### THE PROBLEM
The listing below should be copied in full, word for word.
-- THE RECORDS start --
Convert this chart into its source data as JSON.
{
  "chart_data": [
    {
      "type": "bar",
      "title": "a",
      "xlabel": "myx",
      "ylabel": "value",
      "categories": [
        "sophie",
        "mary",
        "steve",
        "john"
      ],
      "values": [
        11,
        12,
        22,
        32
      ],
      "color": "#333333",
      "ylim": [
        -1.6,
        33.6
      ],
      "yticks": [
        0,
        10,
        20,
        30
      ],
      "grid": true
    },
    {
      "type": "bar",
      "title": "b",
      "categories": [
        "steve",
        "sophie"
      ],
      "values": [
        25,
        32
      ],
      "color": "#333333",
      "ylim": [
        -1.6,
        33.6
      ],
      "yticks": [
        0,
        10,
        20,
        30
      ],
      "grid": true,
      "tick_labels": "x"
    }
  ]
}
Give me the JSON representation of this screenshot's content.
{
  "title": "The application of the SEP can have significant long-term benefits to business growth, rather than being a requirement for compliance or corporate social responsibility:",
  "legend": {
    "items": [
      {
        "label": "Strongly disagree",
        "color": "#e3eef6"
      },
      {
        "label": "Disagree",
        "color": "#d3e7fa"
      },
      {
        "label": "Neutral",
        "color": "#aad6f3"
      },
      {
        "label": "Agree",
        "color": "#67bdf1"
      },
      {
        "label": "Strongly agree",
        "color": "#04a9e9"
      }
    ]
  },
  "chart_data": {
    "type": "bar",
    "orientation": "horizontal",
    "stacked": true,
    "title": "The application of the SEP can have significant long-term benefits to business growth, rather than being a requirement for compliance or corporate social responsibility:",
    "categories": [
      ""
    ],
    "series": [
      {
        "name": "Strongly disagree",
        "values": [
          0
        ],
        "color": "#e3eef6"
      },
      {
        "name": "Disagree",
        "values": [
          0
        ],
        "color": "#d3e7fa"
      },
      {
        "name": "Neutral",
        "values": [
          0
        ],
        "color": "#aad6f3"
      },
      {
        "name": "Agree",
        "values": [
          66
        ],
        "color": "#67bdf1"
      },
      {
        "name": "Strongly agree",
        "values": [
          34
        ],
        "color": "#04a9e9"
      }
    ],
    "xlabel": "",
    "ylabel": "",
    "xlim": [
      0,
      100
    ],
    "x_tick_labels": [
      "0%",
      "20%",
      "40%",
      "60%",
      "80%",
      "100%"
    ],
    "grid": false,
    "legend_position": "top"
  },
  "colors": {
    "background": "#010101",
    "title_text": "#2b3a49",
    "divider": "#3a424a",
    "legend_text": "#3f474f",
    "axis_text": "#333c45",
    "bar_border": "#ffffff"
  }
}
-- THE RECORDS end --
### REPLY
Convert this chart into its source data as JSON.
{
  "chart_data": [
    {
      "type": "bar",
      "title": "a",
      "xlabel": "myx",
      "ylabel": "value",
      "categories": [
        "sophie",
        "mary",
        "steve",
        "john"
      ],
      "values": [
        11,
        12,
        22,
        32
      ],
      "color": "#333333",
      "ylim": [
        -1.6,
        33.6
      ],
      "yticks": [
        0,
        10,
        20,
        30
      ],
      "grid": true
    },
    {
      "type": "bar",
      "title": "b",
      "categories": [
        "steve",
        "sophie"
      ],
      "values": [
        25,
        32
      ],
      "color": "#333333",
      "ylim": [
        -1.6,
        33.6
      ],
      "yticks": [
        0,
        10,
        20,
        30
      ],
      "grid": true,
      "tick_labels": "x"
    }
  ]
}
Give me the JSON representation of this screenshot's content.
{
  "title": "The application of the SEP can have significant long-term benefits to business growth, rather than being a requirement for compliance or corporate social responsibility:",
  "legend": {
    "items": [
      {
        "label": "Strongly disagree",
        "color": "#e3eef6"
      },
      {
        "label": "Disagree",
        "color": "#d3e7fa"
      },
      {
        "label": "Neutral",
        "color": "#aad6f3"
      },
      {
        "label": "Agree",
        "color": "#67bdf1"
      },
      {
        "label": "Strongly agree",
        "color": "#04a9e9"
      }
    ]
  },
  "chart_data": {
    "type": "bar",
    "orientation": "horizontal",
    "stacked": true,
    "title": "The application of the SEP can have significant long-term benefits to business growth, rather than being a requirement for compliance or corporate social responsibility:",
    "categories": [
      ""
    ],
    "series": [
      {
        "name": "Strongly disagree",
        "values": [
          0
        ],
        "color": "#e3eef6"
      },
      {
        "name": "Disagree",
        "values": [
          0
        ],
        "color": "#d3e7fa"
      },
      {
        "name": "Neutral",
        "values": [
          0
        ],
        "color": "#aad6f3"
      },
      {
        "name": "Agree",
        "values": [
          66
        ],
        "color": "#67bdf1"
      },
      {
        "name": "Strongly agree",
        "values": [
          34
        ],
        "color": "#04a9e9"
      }
    ],
    "xlabel": "",
    "ylabel": "",
    "xlim": [
      0,
      100
    ],
    "x_tick_labels": [
      "0%",
      "20%",
      "40%",
      "60%",
      "80%",
      "100%"
    ],
    "grid": false,
    "legend_position": "top"
  },
  "colors": {
    "background": "#010101",
    "title_text": "#2b3a49",
    "divider": "#3a424a",
    "legend_text": "#3f474f",
    "axis_text": "#333c45",
    "bar_border": "#ffffff"
  }
}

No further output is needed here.